Extracted records
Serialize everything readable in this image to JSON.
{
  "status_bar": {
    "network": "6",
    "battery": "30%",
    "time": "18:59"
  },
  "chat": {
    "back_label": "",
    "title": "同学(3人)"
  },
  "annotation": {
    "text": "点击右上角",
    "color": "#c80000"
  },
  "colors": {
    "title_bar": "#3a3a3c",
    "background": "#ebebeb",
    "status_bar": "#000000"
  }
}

==

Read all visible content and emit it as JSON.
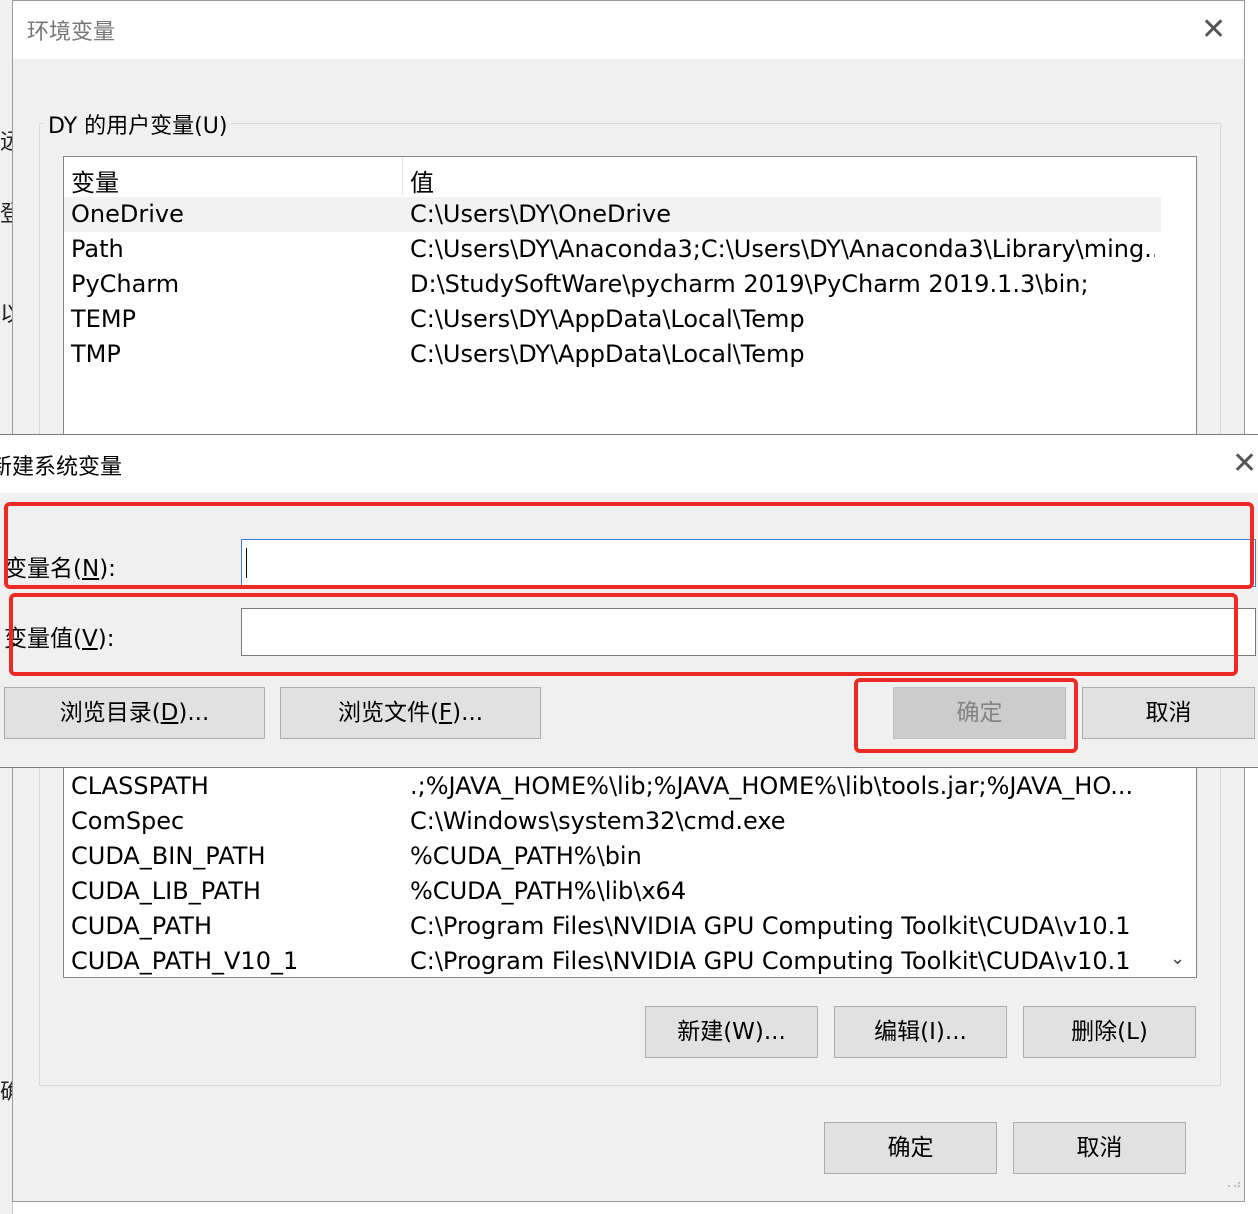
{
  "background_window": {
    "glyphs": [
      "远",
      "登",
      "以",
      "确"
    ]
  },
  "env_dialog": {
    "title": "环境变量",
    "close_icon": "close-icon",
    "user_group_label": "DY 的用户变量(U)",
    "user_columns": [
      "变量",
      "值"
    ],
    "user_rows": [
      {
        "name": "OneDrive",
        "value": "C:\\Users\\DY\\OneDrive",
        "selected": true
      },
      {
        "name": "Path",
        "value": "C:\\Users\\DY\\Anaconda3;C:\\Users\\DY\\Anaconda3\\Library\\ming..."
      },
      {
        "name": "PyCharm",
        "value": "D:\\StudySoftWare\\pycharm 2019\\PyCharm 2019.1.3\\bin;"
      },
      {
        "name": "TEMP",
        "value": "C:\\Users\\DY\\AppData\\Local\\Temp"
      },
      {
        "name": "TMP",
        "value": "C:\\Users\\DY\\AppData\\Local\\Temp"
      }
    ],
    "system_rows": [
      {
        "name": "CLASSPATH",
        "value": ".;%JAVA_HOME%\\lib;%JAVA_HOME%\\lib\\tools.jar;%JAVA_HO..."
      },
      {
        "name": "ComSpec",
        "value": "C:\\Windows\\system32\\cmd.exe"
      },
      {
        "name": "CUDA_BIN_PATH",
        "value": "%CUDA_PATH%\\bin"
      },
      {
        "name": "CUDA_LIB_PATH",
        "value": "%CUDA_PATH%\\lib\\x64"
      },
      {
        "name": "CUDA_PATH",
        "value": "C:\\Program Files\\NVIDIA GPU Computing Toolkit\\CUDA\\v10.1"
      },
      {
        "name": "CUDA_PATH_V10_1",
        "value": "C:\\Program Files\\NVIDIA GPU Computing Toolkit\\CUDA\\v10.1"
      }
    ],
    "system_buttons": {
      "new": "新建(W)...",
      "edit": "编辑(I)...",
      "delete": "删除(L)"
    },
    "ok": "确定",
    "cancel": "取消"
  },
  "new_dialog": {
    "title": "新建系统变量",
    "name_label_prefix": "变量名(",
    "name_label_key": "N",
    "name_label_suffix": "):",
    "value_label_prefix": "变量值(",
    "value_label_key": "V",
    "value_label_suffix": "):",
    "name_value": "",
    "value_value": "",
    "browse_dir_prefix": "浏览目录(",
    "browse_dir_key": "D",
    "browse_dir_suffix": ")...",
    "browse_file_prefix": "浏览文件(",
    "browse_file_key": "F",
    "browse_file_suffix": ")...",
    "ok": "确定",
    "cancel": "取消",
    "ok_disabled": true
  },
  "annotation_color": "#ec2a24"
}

PROMPT:
In the listing above, find each line with the word "OneDrive" and copy it.

EXERCISE SOLUTION:
        "name": "OneDrive",
        "value": "C:\\Users\\DY\\OneDrive",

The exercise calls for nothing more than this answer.